### Exercise goal
Wherever a line holds the word "name", copy that line out.

==== Material provided ====

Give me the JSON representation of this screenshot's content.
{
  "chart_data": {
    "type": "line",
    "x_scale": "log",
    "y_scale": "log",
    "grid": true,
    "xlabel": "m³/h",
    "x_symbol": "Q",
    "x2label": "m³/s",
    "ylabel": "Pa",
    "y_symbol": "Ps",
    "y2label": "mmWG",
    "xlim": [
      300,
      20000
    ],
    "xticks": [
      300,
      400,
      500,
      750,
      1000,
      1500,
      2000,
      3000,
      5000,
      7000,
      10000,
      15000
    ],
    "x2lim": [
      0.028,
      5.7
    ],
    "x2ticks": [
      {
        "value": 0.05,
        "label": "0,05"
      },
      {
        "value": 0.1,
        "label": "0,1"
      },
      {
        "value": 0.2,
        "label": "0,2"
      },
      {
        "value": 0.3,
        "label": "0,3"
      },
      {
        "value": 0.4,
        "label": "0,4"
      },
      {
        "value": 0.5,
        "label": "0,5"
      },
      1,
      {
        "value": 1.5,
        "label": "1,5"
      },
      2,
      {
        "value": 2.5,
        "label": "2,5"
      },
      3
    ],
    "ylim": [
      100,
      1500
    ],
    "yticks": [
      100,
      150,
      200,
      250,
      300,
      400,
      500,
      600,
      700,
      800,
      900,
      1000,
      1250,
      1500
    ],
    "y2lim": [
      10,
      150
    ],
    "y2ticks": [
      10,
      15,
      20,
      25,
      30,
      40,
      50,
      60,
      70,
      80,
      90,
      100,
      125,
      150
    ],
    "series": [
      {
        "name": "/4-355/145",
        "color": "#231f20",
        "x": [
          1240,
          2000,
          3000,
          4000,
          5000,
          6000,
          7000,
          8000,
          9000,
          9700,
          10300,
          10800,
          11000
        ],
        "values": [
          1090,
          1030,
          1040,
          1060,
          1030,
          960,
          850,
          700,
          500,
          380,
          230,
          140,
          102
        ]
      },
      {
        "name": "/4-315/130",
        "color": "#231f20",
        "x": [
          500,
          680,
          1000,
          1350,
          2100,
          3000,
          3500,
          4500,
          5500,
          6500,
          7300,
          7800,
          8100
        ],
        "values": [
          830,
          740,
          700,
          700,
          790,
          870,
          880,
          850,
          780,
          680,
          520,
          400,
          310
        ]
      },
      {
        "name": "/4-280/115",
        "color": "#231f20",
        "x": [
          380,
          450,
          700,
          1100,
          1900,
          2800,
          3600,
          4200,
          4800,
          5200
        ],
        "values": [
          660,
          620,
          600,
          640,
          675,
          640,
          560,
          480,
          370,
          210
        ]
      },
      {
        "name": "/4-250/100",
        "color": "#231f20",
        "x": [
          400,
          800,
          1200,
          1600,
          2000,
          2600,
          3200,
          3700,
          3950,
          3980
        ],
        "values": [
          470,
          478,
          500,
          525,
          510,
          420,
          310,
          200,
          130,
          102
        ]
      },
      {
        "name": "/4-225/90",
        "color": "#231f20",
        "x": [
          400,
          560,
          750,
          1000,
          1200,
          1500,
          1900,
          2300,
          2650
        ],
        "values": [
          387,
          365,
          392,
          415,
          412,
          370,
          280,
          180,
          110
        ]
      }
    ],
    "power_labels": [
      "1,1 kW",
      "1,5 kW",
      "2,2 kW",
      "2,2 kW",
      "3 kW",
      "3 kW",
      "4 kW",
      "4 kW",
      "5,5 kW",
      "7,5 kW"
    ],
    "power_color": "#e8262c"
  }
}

====

### Answer to this problem
        "name": "/4-355/145",
        "name": "/4-315/130",
        "name": "/4-280/115",
        "name": "/4-250/100",
        "name": "/4-225/90",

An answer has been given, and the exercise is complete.